━━━ RECORDS TO USE ━━━

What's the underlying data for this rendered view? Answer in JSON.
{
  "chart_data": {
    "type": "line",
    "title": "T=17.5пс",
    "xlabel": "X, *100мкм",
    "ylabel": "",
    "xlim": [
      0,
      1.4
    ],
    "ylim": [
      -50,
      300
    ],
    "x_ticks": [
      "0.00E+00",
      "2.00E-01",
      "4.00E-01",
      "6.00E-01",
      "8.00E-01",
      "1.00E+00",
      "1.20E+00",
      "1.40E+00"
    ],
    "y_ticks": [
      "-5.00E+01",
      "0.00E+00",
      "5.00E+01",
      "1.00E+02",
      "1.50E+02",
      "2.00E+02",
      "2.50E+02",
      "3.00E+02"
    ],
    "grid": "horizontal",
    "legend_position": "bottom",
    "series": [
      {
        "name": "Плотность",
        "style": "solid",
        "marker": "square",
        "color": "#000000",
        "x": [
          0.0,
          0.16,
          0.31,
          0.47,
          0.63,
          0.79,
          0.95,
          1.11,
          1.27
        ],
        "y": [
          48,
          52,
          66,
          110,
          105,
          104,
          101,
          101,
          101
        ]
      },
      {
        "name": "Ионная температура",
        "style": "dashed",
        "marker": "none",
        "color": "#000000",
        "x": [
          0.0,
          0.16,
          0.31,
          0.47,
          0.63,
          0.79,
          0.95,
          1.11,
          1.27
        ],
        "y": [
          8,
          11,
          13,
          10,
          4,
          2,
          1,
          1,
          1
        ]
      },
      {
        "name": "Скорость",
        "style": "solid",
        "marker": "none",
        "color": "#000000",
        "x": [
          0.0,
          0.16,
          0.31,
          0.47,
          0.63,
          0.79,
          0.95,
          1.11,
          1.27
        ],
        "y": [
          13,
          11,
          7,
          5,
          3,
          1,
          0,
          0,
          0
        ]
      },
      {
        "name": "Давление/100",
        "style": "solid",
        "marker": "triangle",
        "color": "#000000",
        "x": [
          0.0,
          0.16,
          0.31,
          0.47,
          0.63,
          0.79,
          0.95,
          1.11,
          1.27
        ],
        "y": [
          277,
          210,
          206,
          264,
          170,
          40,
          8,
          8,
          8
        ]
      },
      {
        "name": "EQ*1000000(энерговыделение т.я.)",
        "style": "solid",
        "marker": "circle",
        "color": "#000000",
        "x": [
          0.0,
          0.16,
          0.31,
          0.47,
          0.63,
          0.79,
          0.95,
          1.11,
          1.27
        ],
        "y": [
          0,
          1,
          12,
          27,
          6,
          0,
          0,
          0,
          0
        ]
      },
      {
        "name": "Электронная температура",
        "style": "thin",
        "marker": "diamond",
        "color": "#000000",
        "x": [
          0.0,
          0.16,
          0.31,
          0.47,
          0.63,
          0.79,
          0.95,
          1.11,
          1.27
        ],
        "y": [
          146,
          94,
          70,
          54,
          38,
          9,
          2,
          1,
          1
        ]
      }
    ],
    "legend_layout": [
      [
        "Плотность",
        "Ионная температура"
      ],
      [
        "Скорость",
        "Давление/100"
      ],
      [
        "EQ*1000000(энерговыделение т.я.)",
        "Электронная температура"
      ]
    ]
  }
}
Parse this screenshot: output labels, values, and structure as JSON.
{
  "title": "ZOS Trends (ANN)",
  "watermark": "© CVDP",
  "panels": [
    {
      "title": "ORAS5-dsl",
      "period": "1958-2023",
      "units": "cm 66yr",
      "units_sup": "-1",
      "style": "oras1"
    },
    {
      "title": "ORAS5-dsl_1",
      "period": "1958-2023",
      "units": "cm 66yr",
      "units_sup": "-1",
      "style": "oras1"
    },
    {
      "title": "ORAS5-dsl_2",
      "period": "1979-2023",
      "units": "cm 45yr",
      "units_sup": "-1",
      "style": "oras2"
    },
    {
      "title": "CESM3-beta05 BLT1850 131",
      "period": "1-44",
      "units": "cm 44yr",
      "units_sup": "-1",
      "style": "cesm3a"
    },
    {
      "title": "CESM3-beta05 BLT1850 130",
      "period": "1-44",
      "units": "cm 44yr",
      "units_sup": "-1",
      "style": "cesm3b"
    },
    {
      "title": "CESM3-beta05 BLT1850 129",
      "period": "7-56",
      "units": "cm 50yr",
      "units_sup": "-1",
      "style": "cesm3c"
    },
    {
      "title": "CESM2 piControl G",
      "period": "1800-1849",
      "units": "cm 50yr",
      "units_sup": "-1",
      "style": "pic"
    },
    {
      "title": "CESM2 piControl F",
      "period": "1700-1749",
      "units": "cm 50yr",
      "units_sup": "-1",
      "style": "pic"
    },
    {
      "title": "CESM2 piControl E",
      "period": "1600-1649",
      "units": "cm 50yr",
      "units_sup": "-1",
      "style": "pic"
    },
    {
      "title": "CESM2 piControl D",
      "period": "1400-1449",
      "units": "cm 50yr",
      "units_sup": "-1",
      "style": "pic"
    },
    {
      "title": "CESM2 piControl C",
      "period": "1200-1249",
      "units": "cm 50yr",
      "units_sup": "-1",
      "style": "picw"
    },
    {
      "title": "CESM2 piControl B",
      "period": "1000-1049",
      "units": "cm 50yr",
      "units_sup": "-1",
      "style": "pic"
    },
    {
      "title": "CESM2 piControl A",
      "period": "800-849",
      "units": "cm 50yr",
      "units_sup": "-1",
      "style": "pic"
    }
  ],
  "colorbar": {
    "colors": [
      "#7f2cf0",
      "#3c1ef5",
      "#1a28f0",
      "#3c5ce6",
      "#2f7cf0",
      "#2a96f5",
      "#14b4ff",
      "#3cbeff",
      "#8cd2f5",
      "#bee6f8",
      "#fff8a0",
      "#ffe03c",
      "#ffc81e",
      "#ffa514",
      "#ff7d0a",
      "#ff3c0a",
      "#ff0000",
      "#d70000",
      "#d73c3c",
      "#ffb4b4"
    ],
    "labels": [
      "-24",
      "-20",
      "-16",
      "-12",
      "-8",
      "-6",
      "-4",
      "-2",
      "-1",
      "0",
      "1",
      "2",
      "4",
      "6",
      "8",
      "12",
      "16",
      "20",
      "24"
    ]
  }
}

━━━

AIM OF THE EXERCISE »
Pick out each line in the material containing "температура".

THE RESPONSE »
        "name": "Ионная температура",
        "name": "Электронная температура",
        "Ионная температура"
        "Электронная температура"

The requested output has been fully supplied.